--- Listed records ---

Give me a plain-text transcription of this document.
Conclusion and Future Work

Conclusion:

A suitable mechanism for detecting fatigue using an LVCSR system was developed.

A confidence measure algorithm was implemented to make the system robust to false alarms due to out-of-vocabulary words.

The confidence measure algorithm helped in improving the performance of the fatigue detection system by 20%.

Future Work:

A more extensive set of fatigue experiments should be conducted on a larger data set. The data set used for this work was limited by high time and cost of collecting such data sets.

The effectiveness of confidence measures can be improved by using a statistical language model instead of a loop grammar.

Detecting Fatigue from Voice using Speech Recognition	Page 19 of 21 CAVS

---

Task description => Take each line containing the string "this" and copy it out.

Exercise output =>
Give me a plain-text transcription of this document.
A more extensive set of fatigue experiments should be conducted on a larger data set. The data set used for this work was limited by high time and cost of collecting such data sets.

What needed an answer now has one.